EXERCISE REQUIREMENTS = Copy all lines below containing "document".

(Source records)
###

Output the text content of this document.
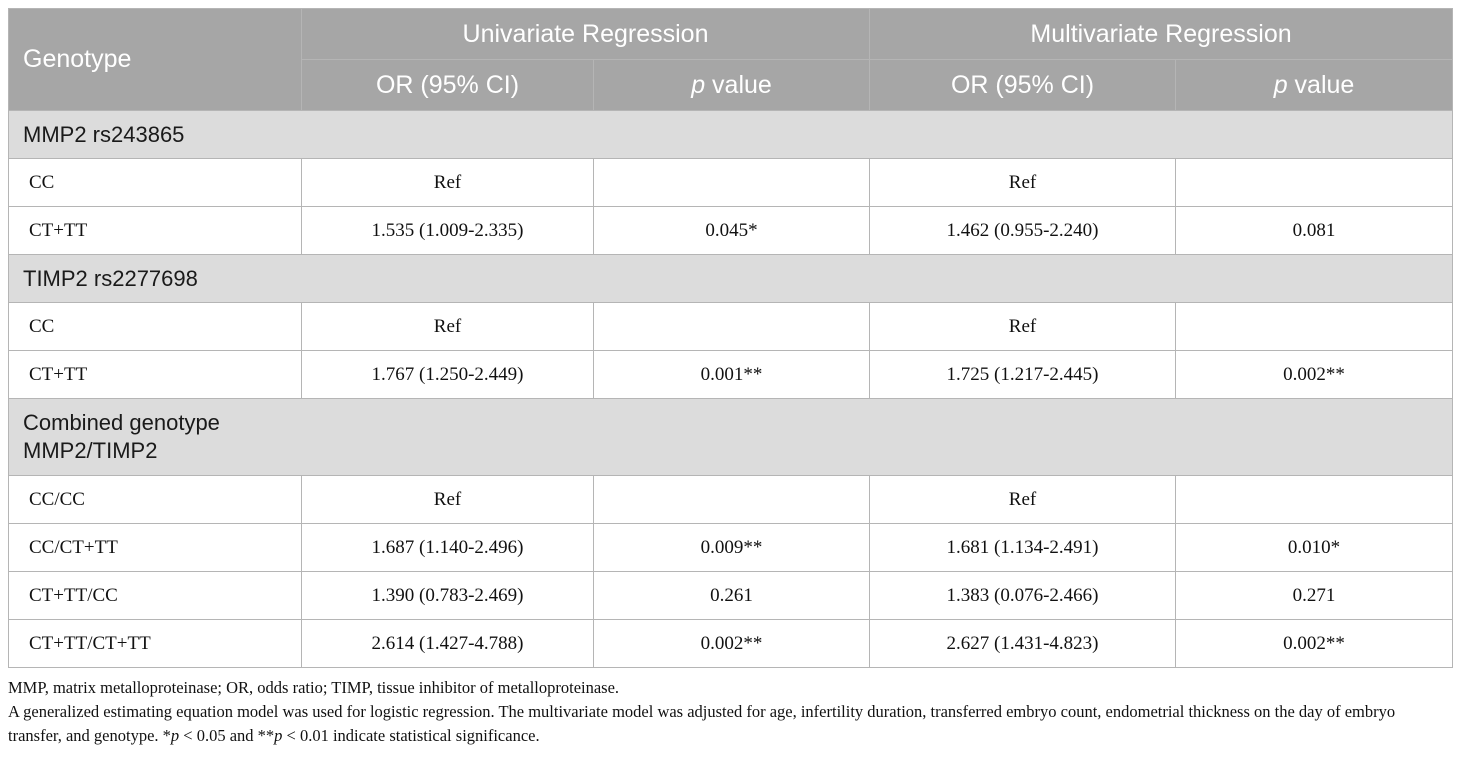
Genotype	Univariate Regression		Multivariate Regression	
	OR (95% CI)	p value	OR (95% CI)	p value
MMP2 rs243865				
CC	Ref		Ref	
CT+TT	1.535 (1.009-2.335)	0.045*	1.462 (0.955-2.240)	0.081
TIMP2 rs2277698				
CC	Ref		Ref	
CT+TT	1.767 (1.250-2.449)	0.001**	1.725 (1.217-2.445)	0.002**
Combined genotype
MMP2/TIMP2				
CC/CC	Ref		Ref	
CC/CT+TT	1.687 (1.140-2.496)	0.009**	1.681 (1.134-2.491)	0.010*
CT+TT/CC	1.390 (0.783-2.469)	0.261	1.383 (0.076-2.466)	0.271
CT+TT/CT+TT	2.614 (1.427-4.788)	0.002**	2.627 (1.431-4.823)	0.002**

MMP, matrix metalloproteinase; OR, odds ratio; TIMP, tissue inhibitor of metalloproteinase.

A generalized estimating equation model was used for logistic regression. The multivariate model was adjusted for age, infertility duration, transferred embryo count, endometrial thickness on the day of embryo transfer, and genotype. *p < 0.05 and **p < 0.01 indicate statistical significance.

###

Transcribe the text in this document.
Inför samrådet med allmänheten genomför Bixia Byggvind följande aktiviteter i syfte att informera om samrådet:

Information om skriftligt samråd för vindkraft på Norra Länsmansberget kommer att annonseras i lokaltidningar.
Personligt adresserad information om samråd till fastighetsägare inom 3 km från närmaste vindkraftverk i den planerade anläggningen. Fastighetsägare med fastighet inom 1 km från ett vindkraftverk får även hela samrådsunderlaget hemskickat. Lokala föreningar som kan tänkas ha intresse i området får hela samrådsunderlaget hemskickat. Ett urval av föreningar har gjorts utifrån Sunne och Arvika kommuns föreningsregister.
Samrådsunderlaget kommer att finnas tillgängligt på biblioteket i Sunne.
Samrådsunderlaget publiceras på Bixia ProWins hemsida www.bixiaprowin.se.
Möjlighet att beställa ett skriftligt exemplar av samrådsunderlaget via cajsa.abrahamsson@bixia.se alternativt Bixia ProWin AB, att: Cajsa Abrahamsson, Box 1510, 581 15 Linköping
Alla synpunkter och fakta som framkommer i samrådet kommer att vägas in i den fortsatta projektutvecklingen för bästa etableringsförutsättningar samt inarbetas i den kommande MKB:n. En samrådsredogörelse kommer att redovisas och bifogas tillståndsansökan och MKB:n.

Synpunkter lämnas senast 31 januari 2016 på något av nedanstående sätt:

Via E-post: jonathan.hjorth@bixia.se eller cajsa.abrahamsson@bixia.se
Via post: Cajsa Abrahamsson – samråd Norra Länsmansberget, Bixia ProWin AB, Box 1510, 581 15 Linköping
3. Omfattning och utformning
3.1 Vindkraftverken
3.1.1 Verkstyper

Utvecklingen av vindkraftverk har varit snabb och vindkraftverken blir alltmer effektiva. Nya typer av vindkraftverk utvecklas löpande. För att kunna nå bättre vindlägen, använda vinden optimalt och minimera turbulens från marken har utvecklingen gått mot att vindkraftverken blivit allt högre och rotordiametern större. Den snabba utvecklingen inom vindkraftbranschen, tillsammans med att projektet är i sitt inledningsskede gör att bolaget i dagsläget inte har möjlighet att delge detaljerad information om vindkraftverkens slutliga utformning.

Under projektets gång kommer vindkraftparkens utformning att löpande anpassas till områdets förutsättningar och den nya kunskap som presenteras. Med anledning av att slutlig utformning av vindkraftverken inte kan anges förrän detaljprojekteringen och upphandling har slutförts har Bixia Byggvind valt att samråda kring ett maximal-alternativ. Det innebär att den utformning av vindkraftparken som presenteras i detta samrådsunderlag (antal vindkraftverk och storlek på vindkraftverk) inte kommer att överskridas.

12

###

OUTPUT =
Output the text content of this document.
Transcribe the text in this document.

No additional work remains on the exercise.